** Texto de la página **
-- -- --

En estos días oscuros, la guerra de Rusia y Ucrania nos tiene a todos en vilo, con los pelos de punta por los horrores que nos van contando y aún más por los que nos quedan por saber. Sobran razones para que nos conmocionen la indignación y el miedo, pero hemos de reconocer que somos bastante hipócritas y un poco ilusos.
¿Acaso no hemos vivido inmersos en una guerra permanente? ¿Qué pasa, por no alejarnos mucho en el tiempo, con catástrofes como Irak, Afganistán o Yemen? ¿Hemos olvidado ya la sangría espantosa que hizo saltar los Balcanes en mil pedazos a finales del siglo pasado? ¿Y qué pasa con África, que no cesa de arder por los cuatro costados? Como dice Vicenç Fisas, parece que hubiera guerras que hay que tomar en serio y otras que se pueden ignorar.
Despertamos del plácido sueño de la paz y resultó que la guerra, como el dinosaurio, aún estaba allí. Que no dejó de estar, solo que nosotros nos habíamos acostumbrado a ella, como a un detalle más del paisaje. Tampoco nos ensañemos demasiado con nosotros mismos: andábamos inmersos en nuestras guerras cotidianas, las sordas luchas que se dirimen entre clases, grupos o individuos, una llama que nunca se extingue del todo, como nos avisaban Hegel y Marx (a los que también hemos olvidado). La paz está sembrada de batallas.
Quizá por eso fuimos cómodos y torpes, y no supimos aligerar el polvorín antes de que estallara. Olvidamos que lo raro es la paz. Ahora que caen bombas en el piso de al lado, nos escandalizamos una vez más de la insidiosa obstinación con que se desata la irracionalidad. ¿Será que la guerra tiene razones que la razón no puede comprender?

-- -- --

** Tareas del ejercicio **
[a] Según el texto sobre la guerra, ¿por qué no debemos ensañarnos demasiado con nosotros mismos? Explícalo en una a tres oraciones.
[b] Reescribe, por favor, como lista el párrafo del texto sobre la guerra que empieza con "¿Acaso no hemos vivido", conservando sus datos principales.
[c] Prosigue el texto sobre la guerra a partir de su última oración.

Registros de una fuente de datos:

-- -- --

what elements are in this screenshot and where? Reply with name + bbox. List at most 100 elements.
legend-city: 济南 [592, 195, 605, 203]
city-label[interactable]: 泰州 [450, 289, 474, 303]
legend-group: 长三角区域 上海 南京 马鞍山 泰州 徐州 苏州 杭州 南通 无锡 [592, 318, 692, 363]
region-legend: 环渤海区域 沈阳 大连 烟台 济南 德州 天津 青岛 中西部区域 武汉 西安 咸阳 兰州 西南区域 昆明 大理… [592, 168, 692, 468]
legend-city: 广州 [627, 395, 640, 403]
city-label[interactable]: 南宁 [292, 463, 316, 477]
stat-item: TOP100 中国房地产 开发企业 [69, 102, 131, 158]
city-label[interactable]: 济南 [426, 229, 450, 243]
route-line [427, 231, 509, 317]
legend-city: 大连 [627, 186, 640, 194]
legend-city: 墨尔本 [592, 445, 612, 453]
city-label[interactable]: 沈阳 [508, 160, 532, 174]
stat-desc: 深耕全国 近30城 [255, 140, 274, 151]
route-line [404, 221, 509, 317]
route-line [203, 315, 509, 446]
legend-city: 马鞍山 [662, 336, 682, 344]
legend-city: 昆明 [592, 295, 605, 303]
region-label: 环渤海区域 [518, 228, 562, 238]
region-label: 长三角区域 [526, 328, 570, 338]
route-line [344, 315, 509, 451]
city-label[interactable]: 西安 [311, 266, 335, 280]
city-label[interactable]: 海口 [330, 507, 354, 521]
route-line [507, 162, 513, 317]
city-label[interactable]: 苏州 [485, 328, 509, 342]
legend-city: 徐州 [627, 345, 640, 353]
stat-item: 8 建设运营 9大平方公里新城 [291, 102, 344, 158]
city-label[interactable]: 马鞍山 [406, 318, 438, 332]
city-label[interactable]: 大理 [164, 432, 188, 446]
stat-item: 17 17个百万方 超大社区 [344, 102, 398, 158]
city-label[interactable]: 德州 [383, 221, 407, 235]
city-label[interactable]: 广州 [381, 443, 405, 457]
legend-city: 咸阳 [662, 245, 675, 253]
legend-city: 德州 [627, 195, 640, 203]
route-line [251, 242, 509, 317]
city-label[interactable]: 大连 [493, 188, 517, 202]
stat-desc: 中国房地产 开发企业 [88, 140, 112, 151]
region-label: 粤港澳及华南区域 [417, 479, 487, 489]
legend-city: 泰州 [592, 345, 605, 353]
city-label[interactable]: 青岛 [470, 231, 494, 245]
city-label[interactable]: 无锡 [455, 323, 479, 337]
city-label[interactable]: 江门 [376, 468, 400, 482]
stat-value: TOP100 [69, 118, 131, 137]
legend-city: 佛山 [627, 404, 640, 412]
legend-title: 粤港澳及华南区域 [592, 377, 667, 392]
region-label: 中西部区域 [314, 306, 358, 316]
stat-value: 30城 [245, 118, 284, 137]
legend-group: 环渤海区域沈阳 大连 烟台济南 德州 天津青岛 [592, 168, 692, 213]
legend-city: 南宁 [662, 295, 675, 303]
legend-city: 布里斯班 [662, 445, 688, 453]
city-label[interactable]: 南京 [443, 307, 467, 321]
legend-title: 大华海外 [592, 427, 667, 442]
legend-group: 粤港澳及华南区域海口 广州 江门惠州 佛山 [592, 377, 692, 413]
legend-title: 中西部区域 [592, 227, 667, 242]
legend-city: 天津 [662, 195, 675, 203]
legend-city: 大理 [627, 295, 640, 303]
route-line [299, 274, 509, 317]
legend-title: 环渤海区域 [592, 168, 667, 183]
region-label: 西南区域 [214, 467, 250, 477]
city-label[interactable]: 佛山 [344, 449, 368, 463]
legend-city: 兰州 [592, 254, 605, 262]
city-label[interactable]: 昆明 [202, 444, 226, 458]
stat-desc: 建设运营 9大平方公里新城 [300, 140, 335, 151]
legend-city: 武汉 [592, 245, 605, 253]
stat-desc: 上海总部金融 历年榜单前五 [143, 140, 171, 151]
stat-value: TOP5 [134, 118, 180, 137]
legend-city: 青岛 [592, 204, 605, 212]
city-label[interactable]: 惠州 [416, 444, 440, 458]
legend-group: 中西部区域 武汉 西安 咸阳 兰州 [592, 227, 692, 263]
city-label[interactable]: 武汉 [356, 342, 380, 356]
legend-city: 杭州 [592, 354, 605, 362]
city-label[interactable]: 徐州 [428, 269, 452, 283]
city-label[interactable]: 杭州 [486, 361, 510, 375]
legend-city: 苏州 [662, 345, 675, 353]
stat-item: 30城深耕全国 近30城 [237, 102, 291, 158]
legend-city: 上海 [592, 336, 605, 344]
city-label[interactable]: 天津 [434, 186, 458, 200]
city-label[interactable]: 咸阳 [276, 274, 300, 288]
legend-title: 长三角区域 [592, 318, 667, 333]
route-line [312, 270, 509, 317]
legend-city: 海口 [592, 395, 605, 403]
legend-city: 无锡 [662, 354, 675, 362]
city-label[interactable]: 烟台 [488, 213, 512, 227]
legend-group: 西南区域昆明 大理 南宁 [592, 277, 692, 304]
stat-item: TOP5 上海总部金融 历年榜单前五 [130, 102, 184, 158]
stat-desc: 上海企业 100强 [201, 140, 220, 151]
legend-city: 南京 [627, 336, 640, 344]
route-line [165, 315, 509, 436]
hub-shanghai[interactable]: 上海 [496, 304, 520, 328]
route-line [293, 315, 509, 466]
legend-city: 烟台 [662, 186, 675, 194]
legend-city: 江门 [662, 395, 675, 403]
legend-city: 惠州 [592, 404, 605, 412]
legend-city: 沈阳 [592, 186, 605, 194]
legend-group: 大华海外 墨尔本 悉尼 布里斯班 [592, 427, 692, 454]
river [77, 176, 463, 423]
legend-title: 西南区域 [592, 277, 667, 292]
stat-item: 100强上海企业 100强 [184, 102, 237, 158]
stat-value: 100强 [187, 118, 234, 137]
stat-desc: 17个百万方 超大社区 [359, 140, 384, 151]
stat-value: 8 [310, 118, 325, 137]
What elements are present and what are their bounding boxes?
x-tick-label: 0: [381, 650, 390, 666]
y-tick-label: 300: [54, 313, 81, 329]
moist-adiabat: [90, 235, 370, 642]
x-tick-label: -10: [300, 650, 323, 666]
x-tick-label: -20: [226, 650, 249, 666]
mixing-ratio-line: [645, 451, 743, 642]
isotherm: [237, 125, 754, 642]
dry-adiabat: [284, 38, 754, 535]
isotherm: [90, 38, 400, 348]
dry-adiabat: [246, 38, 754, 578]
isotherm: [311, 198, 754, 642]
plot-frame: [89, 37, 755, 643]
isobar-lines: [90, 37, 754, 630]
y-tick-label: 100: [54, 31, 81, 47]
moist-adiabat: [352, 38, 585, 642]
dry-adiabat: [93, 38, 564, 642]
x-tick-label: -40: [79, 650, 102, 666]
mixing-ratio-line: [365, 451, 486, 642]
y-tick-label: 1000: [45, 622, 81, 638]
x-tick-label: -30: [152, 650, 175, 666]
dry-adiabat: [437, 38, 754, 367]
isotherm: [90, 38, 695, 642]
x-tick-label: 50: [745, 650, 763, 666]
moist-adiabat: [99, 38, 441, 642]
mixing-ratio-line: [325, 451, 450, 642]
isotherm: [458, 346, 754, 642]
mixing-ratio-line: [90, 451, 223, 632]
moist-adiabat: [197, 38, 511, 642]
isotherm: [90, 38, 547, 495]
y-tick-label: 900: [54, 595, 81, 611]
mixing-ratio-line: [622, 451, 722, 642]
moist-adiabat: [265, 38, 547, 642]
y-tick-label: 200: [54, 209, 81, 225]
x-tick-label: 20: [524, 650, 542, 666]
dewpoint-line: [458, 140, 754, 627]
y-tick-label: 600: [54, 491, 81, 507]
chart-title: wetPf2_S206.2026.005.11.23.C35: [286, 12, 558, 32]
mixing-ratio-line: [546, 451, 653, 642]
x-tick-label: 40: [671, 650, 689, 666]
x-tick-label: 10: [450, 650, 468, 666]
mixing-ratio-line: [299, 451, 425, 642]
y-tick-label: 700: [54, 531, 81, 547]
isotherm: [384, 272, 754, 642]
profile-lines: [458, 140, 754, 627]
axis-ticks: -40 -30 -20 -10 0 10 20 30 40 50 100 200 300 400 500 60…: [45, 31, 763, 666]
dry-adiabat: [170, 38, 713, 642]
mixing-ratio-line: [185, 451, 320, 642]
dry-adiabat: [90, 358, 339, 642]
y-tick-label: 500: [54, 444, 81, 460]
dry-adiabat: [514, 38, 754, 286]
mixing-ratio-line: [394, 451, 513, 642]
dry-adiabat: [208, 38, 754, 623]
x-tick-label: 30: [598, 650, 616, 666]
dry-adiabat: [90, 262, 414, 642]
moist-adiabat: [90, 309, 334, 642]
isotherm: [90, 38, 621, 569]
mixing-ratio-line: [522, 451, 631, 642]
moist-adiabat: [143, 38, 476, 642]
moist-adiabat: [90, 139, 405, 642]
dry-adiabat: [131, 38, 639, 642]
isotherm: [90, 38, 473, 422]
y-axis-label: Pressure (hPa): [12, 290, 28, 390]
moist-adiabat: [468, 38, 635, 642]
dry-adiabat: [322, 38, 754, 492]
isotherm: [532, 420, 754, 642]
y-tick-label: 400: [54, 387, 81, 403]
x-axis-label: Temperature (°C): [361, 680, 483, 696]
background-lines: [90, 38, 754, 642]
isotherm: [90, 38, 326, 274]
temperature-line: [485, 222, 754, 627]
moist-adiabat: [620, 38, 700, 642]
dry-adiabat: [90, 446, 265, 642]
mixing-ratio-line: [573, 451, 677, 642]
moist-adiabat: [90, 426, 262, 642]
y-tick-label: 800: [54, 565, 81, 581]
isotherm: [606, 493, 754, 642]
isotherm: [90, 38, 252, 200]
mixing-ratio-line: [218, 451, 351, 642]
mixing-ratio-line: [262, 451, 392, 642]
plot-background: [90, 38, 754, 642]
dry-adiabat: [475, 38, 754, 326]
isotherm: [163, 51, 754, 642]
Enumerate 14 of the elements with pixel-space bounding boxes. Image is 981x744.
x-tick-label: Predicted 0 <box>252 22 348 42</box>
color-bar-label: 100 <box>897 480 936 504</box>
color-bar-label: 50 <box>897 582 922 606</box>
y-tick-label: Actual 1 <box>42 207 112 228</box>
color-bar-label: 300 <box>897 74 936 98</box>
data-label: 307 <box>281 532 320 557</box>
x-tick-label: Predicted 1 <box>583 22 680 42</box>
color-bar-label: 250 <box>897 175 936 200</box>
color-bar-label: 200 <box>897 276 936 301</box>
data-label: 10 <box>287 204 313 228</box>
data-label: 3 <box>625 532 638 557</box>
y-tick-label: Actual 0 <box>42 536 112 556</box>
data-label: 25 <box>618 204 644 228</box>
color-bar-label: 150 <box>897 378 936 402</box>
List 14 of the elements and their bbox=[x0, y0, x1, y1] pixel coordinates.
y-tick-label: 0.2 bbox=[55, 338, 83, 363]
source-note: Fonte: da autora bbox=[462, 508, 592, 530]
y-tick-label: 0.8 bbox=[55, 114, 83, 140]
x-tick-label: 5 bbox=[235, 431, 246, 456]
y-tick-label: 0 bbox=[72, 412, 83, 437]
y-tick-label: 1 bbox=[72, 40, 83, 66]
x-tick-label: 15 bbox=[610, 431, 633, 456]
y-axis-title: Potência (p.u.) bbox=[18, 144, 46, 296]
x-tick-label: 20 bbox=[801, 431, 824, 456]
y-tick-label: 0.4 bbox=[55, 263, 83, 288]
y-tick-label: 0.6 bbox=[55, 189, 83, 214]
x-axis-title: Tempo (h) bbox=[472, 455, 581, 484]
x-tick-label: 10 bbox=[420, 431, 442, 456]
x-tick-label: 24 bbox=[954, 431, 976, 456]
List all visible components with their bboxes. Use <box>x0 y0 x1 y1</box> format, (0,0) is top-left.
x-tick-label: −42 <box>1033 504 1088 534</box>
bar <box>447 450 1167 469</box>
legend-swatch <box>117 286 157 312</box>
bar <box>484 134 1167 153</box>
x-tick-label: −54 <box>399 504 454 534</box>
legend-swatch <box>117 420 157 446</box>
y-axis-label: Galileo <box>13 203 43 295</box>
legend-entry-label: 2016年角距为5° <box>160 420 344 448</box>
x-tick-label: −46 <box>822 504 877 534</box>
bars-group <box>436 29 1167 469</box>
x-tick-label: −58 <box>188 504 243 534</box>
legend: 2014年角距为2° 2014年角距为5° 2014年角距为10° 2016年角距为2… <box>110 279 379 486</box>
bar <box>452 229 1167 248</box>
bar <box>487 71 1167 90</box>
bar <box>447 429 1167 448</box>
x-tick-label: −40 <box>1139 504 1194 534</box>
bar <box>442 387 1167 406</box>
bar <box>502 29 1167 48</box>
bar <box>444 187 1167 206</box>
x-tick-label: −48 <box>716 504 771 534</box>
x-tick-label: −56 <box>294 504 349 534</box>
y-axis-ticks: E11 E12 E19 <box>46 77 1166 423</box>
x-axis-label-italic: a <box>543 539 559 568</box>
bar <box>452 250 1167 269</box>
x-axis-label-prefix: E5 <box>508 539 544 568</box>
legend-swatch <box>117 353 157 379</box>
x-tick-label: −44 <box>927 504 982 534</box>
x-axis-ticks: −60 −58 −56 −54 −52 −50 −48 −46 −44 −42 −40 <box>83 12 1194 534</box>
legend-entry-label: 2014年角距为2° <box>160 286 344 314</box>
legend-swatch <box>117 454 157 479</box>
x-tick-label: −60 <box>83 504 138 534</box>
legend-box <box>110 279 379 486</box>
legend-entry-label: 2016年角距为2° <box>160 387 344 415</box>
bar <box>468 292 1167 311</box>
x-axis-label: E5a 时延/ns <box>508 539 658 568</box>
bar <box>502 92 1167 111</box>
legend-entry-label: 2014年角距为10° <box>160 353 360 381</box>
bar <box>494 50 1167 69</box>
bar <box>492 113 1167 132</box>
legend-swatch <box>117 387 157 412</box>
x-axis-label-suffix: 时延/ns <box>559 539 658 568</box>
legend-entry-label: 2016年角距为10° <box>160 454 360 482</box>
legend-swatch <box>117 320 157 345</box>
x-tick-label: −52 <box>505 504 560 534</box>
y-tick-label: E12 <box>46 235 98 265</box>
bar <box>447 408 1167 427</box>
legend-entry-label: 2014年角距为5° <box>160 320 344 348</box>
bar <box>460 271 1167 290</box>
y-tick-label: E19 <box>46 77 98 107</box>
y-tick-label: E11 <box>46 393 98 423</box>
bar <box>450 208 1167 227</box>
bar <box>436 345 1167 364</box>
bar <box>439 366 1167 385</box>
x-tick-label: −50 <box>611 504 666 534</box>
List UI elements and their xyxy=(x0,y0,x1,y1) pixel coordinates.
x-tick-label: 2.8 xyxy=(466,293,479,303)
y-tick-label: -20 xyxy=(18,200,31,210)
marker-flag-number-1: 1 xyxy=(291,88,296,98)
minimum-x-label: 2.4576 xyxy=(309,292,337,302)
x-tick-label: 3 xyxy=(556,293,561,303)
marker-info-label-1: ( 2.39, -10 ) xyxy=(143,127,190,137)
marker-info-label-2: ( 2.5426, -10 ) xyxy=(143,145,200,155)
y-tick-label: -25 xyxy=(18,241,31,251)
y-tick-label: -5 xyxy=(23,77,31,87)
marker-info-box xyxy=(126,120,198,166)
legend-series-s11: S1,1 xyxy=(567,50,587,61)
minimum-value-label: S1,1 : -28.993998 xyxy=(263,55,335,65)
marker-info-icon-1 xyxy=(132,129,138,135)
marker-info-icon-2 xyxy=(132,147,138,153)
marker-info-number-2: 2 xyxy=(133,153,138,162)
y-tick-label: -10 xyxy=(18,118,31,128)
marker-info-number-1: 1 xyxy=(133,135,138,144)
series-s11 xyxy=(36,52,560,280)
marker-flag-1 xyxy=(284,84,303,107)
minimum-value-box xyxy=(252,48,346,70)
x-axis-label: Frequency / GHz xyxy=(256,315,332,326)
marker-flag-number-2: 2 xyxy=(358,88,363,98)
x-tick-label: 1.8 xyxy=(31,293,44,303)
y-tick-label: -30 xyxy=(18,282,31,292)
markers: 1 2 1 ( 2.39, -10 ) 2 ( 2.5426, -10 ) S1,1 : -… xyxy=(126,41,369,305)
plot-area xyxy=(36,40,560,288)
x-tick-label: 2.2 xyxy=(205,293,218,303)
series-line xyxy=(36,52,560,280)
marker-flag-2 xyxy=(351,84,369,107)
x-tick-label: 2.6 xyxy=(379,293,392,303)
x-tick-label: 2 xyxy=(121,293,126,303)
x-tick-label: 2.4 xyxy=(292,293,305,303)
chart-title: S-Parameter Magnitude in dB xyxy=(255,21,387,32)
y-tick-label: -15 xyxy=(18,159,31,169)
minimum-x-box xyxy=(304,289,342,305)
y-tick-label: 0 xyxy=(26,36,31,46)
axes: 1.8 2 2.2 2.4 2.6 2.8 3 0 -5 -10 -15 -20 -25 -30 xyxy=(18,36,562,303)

-- -- --

** Respuestas del ejercicio **
[a] No debemos ensañarnos demasiado con nosotros mismos porque andábamos inmersos en nuestras guerras cotidianas. Son las sordas luchas que se dirimen entre clases, grupos o individuos, una llama que nunca se extingue del todo, como avisaban Hegel y Marx.

[b]
- Hemos vivido inmersos en una guerra permanente.
- Sin alejarnos mucho en el tiempo, hay catástrofes como Irak, Afganistán o Yemen.
- A finales del siglo pasado, una sangría espantosa hizo saltar los Balcanes en mil pedazos.
- África no cesa de arder por los cuatro costados.
- Como dice Vicenç Fisas, parece que hay guerras que hay que tomar en serio y otras que se pueden ignorar.

[c]
La guerra es una actividad absurda, es decir, rigurosamente humana. La naturaleza suele evitar la muerte como modo de competir: es un recurso demasiado arriesgado, pues pone en peligro a todos. Los genes se atienen al principio de economía: obtener la máxima ventaja con un mínimo de inversión. La guerra le da la vuelta a esta norma, y se alimenta de festines masivos de muerte a pesar de sus dudosos beneficios.
La mayoría de las especies compiten, y hasta combaten, cada una a su modo; pero muy pocas consuman la destrucción del adversario. Hay un umbral en el que la violencia se detiene, un compromiso entre el predominio con respecto a otros y la persistencia de la especie. El problema del ser humano es que esa noción de límite, incluso cuando se conocen las consecuencias de traspasarlo, no tiene poder para frenar la escalada.
A diferencia de nuestros parientes del reino animal, sabemos que la muerte es la pérdida definitiva. Como suele decirse, no retoñan las cabezas. ¿Hace falta alguna otra razón para salvaguardar la vida a toda costa? Sin embargo, la desperdiciamos sin miramiento, sacrificándola en el altar del poder o en la orgía de la ira. Donde otros animales eligen desesperadamente vivir, nosotros nos rendimos a la muerte, alucinados heraldos de su mal absoluto.
Por más que justifiquemos esta contradicción con los más variopintos argumentos —el orgullo, la fidelidad a una patria o a un dios, la propia justicia—, sabemos que no hay excusa válida para la iniquidad de matar o para la ruina de morir. Las entelequias tal vez nos sirvan de coartada frente a la locura, pero todas languidecen ante el silencio irrefutable de la muerte; en cualquier caso, ninguna parece suficiente para explicar la hegemonía de la guerra. ¿Entonces? Tal vez la misma desesperación que nos impulsa a inventar sentidos para nuestra absurda existencia nos incite, de vez en cuando, a aniquilarla. Por eso, la lucha por la paz no tiene fin.